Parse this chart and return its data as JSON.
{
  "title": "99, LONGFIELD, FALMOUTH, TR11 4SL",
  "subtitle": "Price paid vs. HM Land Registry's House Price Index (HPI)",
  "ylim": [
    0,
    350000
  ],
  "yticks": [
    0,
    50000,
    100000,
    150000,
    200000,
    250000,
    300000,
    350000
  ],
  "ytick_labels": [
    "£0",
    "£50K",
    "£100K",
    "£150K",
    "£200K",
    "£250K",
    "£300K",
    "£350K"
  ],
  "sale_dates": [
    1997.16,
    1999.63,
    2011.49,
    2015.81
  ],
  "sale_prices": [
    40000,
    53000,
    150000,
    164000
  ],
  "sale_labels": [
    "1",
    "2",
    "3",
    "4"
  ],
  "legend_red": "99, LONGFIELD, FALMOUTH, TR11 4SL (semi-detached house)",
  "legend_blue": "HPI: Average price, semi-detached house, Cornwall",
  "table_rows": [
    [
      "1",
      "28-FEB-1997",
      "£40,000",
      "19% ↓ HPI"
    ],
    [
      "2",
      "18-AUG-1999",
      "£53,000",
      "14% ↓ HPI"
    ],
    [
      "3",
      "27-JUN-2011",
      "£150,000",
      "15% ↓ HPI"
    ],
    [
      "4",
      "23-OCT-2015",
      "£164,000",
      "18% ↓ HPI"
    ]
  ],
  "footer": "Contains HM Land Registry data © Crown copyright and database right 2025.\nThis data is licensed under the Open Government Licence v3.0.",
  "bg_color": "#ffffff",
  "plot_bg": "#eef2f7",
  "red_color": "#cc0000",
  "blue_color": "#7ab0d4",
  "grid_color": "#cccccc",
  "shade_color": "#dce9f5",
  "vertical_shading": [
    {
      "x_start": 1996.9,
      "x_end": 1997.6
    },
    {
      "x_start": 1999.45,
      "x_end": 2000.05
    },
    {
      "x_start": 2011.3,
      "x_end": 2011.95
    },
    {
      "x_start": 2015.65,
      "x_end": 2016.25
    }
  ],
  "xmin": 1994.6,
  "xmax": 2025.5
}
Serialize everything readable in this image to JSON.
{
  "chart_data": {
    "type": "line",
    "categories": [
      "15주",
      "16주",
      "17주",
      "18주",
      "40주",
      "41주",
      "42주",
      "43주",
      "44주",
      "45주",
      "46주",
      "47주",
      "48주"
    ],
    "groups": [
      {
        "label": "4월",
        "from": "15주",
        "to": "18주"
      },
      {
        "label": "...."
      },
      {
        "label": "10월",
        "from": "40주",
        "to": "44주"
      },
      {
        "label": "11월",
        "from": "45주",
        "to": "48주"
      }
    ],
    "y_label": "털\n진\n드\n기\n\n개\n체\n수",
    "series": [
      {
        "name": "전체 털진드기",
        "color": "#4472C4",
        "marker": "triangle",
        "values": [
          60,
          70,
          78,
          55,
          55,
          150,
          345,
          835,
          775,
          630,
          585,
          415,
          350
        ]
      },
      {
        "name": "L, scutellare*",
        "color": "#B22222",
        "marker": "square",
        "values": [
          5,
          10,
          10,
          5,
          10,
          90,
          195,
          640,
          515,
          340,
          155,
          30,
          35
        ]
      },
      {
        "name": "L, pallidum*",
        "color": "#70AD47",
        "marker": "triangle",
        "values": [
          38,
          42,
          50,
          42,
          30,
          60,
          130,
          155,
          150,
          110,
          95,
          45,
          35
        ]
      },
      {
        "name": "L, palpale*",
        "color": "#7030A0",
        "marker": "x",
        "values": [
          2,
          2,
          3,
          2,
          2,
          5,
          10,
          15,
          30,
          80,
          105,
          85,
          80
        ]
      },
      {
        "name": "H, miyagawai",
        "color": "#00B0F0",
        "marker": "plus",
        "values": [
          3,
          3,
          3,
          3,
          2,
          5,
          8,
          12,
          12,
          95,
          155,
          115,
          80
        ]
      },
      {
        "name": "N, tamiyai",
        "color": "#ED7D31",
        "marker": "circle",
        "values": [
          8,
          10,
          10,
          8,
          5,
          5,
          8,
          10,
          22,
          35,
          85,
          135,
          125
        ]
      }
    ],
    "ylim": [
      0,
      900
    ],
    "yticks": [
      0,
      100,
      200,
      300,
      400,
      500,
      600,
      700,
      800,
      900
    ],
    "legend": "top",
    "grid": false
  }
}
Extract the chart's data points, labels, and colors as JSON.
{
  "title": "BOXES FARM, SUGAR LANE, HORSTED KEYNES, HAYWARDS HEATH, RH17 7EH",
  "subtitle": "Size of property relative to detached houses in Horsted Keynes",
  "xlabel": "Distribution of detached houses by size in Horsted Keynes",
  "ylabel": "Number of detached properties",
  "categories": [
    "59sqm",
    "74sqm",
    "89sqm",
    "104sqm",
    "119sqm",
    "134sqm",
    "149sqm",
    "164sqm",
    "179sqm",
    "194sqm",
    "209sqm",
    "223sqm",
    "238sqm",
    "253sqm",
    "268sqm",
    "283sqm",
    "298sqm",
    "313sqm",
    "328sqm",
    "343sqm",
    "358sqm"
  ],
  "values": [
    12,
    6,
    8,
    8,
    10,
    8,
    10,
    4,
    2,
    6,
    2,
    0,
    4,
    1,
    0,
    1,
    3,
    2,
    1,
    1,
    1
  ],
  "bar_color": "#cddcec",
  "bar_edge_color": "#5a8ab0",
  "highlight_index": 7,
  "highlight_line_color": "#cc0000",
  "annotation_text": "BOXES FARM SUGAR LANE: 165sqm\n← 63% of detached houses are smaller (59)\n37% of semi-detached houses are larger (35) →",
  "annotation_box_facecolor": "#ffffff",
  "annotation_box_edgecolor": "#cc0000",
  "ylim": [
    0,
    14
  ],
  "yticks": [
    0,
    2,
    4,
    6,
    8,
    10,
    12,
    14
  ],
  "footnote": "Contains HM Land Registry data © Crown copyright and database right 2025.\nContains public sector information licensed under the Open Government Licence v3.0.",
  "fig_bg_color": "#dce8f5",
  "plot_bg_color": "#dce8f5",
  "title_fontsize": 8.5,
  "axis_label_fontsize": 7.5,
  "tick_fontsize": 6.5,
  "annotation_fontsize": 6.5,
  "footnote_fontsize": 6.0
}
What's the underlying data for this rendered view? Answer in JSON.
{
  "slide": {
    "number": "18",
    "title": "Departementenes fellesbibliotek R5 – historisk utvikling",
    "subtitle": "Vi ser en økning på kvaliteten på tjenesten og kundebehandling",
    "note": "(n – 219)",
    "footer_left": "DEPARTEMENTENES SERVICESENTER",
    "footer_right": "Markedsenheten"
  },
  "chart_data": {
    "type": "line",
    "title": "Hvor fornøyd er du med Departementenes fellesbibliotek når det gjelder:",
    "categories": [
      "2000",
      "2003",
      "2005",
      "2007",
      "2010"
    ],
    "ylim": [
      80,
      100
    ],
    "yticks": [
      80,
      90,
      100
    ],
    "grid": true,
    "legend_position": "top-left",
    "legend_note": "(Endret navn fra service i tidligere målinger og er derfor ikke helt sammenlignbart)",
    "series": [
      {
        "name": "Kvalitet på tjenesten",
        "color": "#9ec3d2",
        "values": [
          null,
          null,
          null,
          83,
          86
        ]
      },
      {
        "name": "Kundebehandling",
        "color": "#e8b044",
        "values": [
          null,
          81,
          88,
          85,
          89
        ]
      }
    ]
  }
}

» **Goal**
Identify the lines that contain the string "Land", and copy every one of them.

» **Written solution**
  "subtitle": "Price paid vs. HM Land Registry's House Price Index (HPI)",
  "footer": "Contains HM Land Registry data © Crown copyright and database right 2025.\nThis data is licensed under the Open Government Licence v3.0.",
  "footnote": "Contains HM Land Registry data © Crown copyright and database right 2025.\nContains public sector information licensed under the Open Government Licence v3.0.",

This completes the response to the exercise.